Directive: Type out every line below exactly as it reads.

Data to process:
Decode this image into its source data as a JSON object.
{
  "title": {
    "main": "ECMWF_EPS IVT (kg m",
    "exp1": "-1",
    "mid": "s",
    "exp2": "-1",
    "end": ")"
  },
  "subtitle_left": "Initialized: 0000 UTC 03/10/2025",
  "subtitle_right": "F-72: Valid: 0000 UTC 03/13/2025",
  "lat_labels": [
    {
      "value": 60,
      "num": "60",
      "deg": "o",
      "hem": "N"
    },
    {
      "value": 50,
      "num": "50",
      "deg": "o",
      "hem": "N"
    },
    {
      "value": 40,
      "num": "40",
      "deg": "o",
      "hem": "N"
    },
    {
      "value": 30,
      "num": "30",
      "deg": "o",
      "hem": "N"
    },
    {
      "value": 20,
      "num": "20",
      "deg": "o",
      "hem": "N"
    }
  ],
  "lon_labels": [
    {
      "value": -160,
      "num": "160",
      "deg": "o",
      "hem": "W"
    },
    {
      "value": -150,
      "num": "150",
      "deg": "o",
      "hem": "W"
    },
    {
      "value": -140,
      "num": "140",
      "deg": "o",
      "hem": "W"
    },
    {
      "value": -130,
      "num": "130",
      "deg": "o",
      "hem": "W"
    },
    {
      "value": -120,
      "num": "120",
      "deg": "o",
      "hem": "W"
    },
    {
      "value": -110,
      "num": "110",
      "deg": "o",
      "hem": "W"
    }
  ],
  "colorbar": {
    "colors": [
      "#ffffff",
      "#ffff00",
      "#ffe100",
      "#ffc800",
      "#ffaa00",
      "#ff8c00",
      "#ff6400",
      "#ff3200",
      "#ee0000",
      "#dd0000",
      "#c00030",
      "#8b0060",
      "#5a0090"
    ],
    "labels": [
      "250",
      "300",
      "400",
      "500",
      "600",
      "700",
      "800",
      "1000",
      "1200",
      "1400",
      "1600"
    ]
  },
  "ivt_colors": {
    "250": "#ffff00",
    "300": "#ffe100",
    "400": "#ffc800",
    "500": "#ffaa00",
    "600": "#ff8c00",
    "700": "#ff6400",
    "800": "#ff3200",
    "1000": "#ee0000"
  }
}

Result:
Decode this image into its source data as a JSON object.
{
  "title": {
    "main": "ECMWF_EPS IVT (kg m",
    "exp1": "-1",
    "mid": "s",
    "exp2": "-1",
    "end": ")"
  },
  "subtitle_left": "Initialized: 0000 UTC 03/10/2025",
  "subtitle_right": "F-72: Valid: 0000 UTC 03/13/2025",
  "lat_labels": [
    {
      "value": 60,
      "num": "60",
      "deg": "o",
      "hem": "N"
    },
    {
      "value": 50,
      "num": "50",
      "deg": "o",
      "hem": "N"
    },
    {
      "value": 40,
      "num": "40",
      "deg": "o",
      "hem": "N"
    },
    {
      "value": 30,
      "num": "30",
      "deg": "o",
      "hem": "N"
    },
    {
      "value": 20,
      "num": "20",
      "deg": "o",
      "hem": "N"
    }
  ],
  "lon_labels": [
    {
      "value": -160,
      "num": "160",
      "deg": "o",
      "hem": "W"
    },
    {
      "value": -150,
      "num": "150",
      "deg": "o",
      "hem": "W"
    },
    {
      "value": -140,
      "num": "140",
      "deg": "o",
      "hem": "W"
    },
    {
      "value": -130,
      "num": "130",
      "deg": "o",
      "hem": "W"
    },
    {
      "value": -120,
      "num": "120",
      "deg": "o",
      "hem": "W"
    },
    {
      "value": -110,
      "num": "110",
      "deg": "o",
      "hem": "W"
    }
  ],
  "colorbar": {
    "colors": [
      "#ffffff",
      "#ffff00",
      "#ffe100",
      "#ffc800",
      "#ffaa00",
      "#ff8c00",
      "#ff6400",
      "#ff3200",
      "#ee0000",
      "#dd0000",
      "#c00030",
      "#8b0060",
      "#5a0090"
    ],
    "labels": [
      "250",
      "300",
      "400",
      "500",
      "600",
      "700",
      "800",
      "1000",
      "1200",
      "1400",
      "1600"
    ]
  },
  "ivt_colors": {
    "250": "#ffff00",
    "300": "#ffe100",
    "400": "#ffc800",
    "500": "#ffaa00",
    "600": "#ff8c00",
    "700": "#ff6400",
    "800": "#ff3200",
    "1000": "#ee0000"
  }
}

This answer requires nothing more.